Aim of the exercise
Print the lines below exactly as they appear, everything from the line that contains "Patent image size: (702, 1241)." down to the line that contains "The detents 75 is at (347, 517).", with both of those lines included.

Records supplied
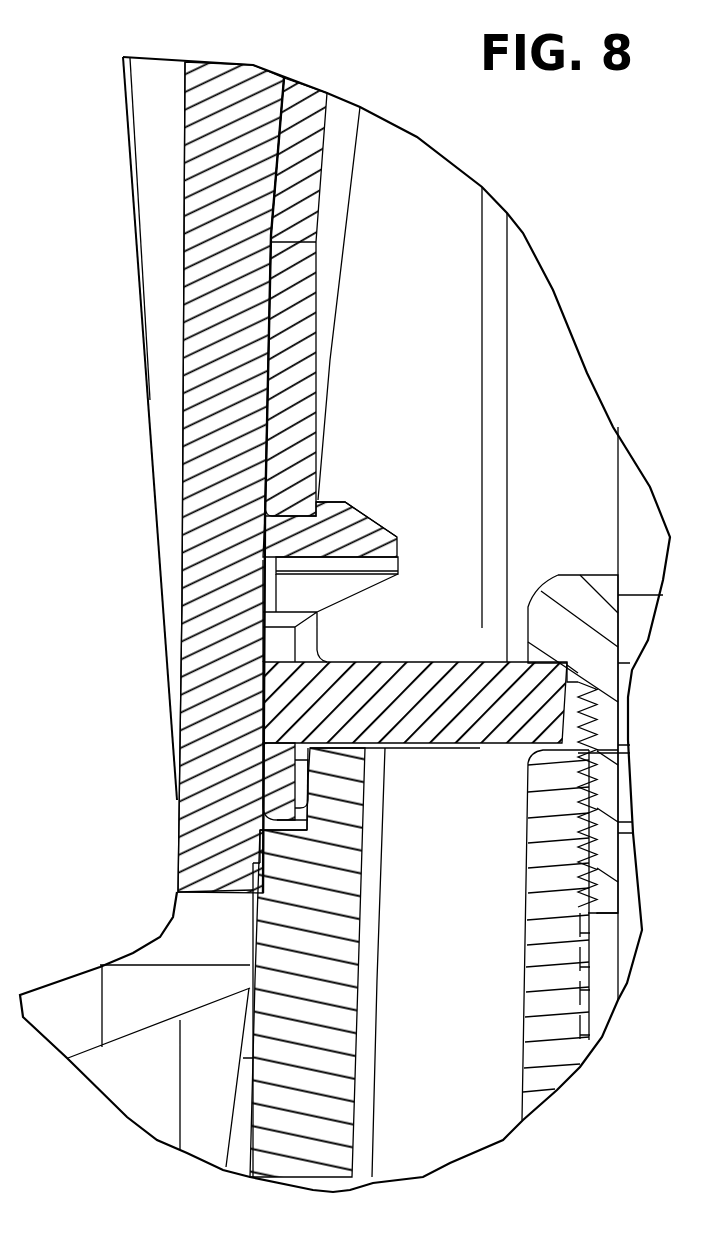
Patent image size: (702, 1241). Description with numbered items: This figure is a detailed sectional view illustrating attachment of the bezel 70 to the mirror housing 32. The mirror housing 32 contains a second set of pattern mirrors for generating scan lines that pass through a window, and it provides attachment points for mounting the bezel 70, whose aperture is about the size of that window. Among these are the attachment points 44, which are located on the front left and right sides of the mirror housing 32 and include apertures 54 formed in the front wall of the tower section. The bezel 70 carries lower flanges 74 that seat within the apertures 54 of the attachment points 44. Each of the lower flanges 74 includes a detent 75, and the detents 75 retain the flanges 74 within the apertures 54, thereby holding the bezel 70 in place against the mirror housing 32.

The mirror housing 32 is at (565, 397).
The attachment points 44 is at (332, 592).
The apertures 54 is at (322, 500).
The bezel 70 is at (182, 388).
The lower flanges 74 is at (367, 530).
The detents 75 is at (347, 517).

...

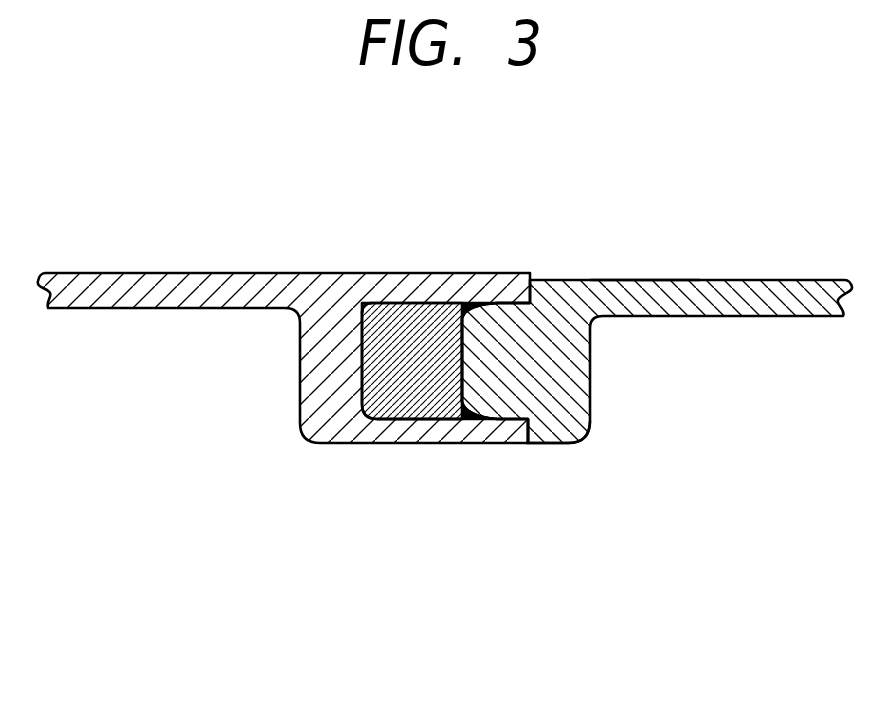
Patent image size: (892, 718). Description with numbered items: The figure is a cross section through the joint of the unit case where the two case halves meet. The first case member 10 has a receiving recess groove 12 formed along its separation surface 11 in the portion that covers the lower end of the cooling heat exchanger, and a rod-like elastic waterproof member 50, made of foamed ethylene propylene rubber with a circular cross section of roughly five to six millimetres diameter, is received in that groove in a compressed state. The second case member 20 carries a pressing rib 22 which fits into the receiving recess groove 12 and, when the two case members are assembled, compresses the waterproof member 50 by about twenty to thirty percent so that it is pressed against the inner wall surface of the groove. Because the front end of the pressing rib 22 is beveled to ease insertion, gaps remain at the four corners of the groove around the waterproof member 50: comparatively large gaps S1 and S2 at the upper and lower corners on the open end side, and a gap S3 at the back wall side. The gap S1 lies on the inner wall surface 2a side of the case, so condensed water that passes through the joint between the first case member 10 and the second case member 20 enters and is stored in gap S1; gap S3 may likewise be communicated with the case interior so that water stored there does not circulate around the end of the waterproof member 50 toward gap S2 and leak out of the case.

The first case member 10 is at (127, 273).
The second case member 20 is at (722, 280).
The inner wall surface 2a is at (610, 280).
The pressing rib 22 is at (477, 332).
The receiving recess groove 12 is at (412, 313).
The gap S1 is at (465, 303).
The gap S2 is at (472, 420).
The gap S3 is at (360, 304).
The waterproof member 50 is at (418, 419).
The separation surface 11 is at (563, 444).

Answer to the task
Patent image size: (702, 1241). Description with numbered items: This figure is a detailed sectional view illustrating attachment of the bezel 70 to the mirror housing 32. The mirror housing 32 contains a second set of pattern mirrors for generating scan lines that pass through a window, and it provides attachment points for mounting the bezel 70, whose aperture is about the size of that window. Among these are the attachment points 44, which are located on the front left and right sides of the mirror housing 32 and include apertures 54 formed in the front wall of the tower section. The bezel 70 carries lower flanges 74 that seat within the apertures 54 of the attachment points 44. Each of the lower flanges 74 includes a detent 75, and the detents 75 retain the flanges 74 within the apertures 54, thereby holding the bezel 70 in place against the mirror housing 32.

The mirror housing 32 is at (565, 397).
The attachment points 44 is at (332, 592).
The apertures 54 is at (322, 500).
The bezel 70 is at (182, 388).
The lower flanges 74 is at (367, 530).
The detents 75 is at (347, 517).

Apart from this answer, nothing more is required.